Data shown
----
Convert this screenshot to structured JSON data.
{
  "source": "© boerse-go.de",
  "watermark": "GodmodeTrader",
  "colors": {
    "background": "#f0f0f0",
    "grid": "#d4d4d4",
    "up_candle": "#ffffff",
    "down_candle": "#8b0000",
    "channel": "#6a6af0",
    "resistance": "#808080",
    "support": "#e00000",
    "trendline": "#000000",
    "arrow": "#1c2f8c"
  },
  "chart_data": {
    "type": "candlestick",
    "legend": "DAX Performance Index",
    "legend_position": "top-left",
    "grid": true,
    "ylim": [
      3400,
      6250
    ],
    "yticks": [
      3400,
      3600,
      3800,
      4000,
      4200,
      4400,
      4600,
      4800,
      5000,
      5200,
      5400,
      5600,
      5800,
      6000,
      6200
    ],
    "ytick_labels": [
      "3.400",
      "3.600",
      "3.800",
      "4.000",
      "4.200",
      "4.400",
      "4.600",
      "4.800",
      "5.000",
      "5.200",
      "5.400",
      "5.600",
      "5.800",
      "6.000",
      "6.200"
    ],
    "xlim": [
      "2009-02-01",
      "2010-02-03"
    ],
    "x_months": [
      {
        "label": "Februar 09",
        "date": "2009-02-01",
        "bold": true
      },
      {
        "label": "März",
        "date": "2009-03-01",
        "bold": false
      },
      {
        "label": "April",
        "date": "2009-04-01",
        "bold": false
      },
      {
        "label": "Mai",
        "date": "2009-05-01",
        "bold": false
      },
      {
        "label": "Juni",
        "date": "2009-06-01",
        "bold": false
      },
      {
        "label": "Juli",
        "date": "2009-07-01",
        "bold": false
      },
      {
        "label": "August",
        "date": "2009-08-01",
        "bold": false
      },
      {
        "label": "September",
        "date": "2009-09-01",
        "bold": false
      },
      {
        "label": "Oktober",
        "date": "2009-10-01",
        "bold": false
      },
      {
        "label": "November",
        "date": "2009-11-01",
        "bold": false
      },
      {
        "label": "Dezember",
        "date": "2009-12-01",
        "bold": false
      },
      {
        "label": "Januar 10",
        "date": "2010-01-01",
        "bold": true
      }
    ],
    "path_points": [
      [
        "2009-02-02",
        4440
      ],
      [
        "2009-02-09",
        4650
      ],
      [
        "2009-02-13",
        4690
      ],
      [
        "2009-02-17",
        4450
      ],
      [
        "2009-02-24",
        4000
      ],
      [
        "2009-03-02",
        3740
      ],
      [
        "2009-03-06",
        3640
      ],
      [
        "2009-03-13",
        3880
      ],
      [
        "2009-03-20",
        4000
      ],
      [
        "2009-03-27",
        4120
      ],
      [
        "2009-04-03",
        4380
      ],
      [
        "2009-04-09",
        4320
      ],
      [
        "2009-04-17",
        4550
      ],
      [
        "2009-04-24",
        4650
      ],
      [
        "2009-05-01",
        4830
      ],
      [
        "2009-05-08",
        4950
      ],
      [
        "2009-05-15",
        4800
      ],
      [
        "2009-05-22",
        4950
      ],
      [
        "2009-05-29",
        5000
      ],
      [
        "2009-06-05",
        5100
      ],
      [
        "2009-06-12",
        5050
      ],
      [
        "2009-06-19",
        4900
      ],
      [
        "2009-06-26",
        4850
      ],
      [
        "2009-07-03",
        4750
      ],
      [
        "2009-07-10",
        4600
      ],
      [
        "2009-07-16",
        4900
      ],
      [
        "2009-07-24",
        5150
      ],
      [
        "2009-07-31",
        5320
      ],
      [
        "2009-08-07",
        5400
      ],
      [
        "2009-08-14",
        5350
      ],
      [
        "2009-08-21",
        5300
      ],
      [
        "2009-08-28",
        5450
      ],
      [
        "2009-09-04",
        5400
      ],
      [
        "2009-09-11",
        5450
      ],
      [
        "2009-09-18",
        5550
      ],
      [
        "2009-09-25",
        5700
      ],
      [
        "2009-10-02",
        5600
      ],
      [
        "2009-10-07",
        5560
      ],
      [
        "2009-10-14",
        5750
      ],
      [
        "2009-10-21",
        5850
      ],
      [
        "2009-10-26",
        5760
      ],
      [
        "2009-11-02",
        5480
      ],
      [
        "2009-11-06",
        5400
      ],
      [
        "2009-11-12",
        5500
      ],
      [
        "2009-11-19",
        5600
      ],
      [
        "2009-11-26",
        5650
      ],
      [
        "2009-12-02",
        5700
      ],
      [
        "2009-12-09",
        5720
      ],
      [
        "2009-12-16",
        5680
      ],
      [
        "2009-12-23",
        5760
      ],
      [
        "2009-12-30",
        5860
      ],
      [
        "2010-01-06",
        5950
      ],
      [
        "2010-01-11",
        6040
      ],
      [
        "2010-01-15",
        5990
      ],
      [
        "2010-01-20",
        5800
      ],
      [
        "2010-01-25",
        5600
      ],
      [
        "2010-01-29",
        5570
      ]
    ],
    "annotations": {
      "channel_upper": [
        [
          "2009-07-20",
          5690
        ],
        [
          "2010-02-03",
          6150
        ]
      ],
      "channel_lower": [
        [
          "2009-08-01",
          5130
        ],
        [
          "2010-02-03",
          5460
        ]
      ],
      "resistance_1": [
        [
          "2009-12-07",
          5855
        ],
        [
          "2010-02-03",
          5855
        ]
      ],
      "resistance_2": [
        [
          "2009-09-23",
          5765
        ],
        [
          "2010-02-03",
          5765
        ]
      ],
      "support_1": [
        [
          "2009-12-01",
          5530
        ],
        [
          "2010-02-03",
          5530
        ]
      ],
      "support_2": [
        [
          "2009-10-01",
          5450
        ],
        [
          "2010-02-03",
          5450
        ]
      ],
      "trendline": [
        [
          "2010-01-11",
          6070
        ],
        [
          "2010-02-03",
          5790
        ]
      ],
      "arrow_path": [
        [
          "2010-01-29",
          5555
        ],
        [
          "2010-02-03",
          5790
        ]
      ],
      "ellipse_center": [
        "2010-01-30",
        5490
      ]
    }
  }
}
----
What is expected
Write out all of the records once more, exactly.

The result
Convert this screenshot to structured JSON data.
{
  "source": "© boerse-go.de",
  "watermark": "GodmodeTrader",
  "colors": {
    "background": "#f0f0f0",
    "grid": "#d4d4d4",
    "up_candle": "#ffffff",
    "down_candle": "#8b0000",
    "channel": "#6a6af0",
    "resistance": "#808080",
    "support": "#e00000",
    "trendline": "#000000",
    "arrow": "#1c2f8c"
  },
  "chart_data": {
    "type": "candlestick",
    "legend": "DAX Performance Index",
    "legend_position": "top-left",
    "grid": true,
    "ylim": [
      3400,
      6250
    ],
    "yticks": [
      3400,
      3600,
      3800,
      4000,
      4200,
      4400,
      4600,
      4800,
      5000,
      5200,
      5400,
      5600,
      5800,
      6000,
      6200
    ],
    "ytick_labels": [
      "3.400",
      "3.600",
      "3.800",
      "4.000",
      "4.200",
      "4.400",
      "4.600",
      "4.800",
      "5.000",
      "5.200",
      "5.400",
      "5.600",
      "5.800",
      "6.000",
      "6.200"
    ],
    "xlim": [
      "2009-02-01",
      "2010-02-03"
    ],
    "x_months": [
      {
        "label": "Februar 09",
        "date": "2009-02-01",
        "bold": true
      },
      {
        "label": "März",
        "date": "2009-03-01",
        "bold": false
      },
      {
        "label": "April",
        "date": "2009-04-01",
        "bold": false
      },
      {
        "label": "Mai",
        "date": "2009-05-01",
        "bold": false
      },
      {
        "label": "Juni",
        "date": "2009-06-01",
        "bold": false
      },
      {
        "label": "Juli",
        "date": "2009-07-01",
        "bold": false
      },
      {
        "label": "August",
        "date": "2009-08-01",
        "bold": false
      },
      {
        "label": "September",
        "date": "2009-09-01",
        "bold": false
      },
      {
        "label": "Oktober",
        "date": "2009-10-01",
        "bold": false
      },
      {
        "label": "November",
        "date": "2009-11-01",
        "bold": false
      },
      {
        "label": "Dezember",
        "date": "2009-12-01",
        "bold": false
      },
      {
        "label": "Januar 10",
        "date": "2010-01-01",
        "bold": true
      }
    ],
    "path_points": [
      [
        "2009-02-02",
        4440
      ],
      [
        "2009-02-09",
        4650
      ],
      [
        "2009-02-13",
        4690
      ],
      [
        "2009-02-17",
        4450
      ],
      [
        "2009-02-24",
        4000
      ],
      [
        "2009-03-02",
        3740
      ],
      [
        "2009-03-06",
        3640
      ],
      [
        "2009-03-13",
        3880
      ],
      [
        "2009-03-20",
        4000
      ],
      [
        "2009-03-27",
        4120
      ],
      [
        "2009-04-03",
        4380
      ],
      [
        "2009-04-09",
        4320
      ],
      [
        "2009-04-17",
        4550
      ],
      [
        "2009-04-24",
        4650
      ],
      [
        "2009-05-01",
        4830
      ],
      [
        "2009-05-08",
        4950
      ],
      [
        "2009-05-15",
        4800
      ],
      [
        "2009-05-22",
        4950
      ],
      [
        "2009-05-29",
        5000
      ],
      [
        "2009-06-05",
        5100
      ],
      [
        "2009-06-12",
        5050
      ],
      [
        "2009-06-19",
        4900
      ],
      [
        "2009-06-26",
        4850
      ],
      [
        "2009-07-03",
        4750
      ],
      [
        "2009-07-10",
        4600
      ],
      [
        "2009-07-16",
        4900
      ],
      [
        "2009-07-24",
        5150
      ],
      [
        "2009-07-31",
        5320
      ],
      [
        "2009-08-07",
        5400
      ],
      [
        "2009-08-14",
        5350
      ],
      [
        "2009-08-21",
        5300
      ],
      [
        "2009-08-28",
        5450
      ],
      [
        "2009-09-04",
        5400
      ],
      [
        "2009-09-11",
        5450
      ],
      [
        "2009-09-18",
        5550
      ],
      [
        "2009-09-25",
        5700
      ],
      [
        "2009-10-02",
        5600
      ],
      [
        "2009-10-07",
        5560
      ],
      [
        "2009-10-14",
        5750
      ],
      [
        "2009-10-21",
        5850
      ],
      [
        "2009-10-26",
        5760
      ],
      [
        "2009-11-02",
        5480
      ],
      [
        "2009-11-06",
        5400
      ],
      [
        "2009-11-12",
        5500
      ],
      [
        "2009-11-19",
        5600
      ],
      [
        "2009-11-26",
        5650
      ],
      [
        "2009-12-02",
        5700
      ],
      [
        "2009-12-09",
        5720
      ],
      [
        "2009-12-16",
        5680
      ],
      [
        "2009-12-23",
        5760
      ],
      [
        "2009-12-30",
        5860
      ],
      [
        "2010-01-06",
        5950
      ],
      [
        "2010-01-11",
        6040
      ],
      [
        "2010-01-15",
        5990
      ],
      [
        "2010-01-20",
        5800
      ],
      [
        "2010-01-25",
        5600
      ],
      [
        "2010-01-29",
        5570
      ]
    ],
    "annotations": {
      "channel_upper": [
        [
          "2009-07-20",
          5690
        ],
        [
          "2010-02-03",
          6150
        ]
      ],
      "channel_lower": [
        [
          "2009-08-01",
          5130
        ],
        [
          "2010-02-03",
          5460
        ]
      ],
      "resistance_1": [
        [
          "2009-12-07",
          5855
        ],
        [
          "2010-02-03",
          5855
        ]
      ],
      "resistance_2": [
        [
          "2009-09-23",
          5765
        ],
        [
          "2010-02-03",
          5765
        ]
      ],
      "support_1": [
        [
          "2009-12-01",
          5530
        ],
        [
          "2010-02-03",
          5530
        ]
      ],
      "support_2": [
        [
          "2009-10-01",
          5450
        ],
        [
          "2010-02-03",
          5450
        ]
      ],
      "trendline": [
        [
          "2010-01-11",
          6070
        ],
        [
          "2010-02-03",
          5790
        ]
      ],
      "arrow_path": [
        [
          "2010-01-29",
          5555
        ],
        [
          "2010-02-03",
          5790
        ]
      ],
      "ellipse_center": [
        "2010-01-30",
        5490
      ]
    }
  }
}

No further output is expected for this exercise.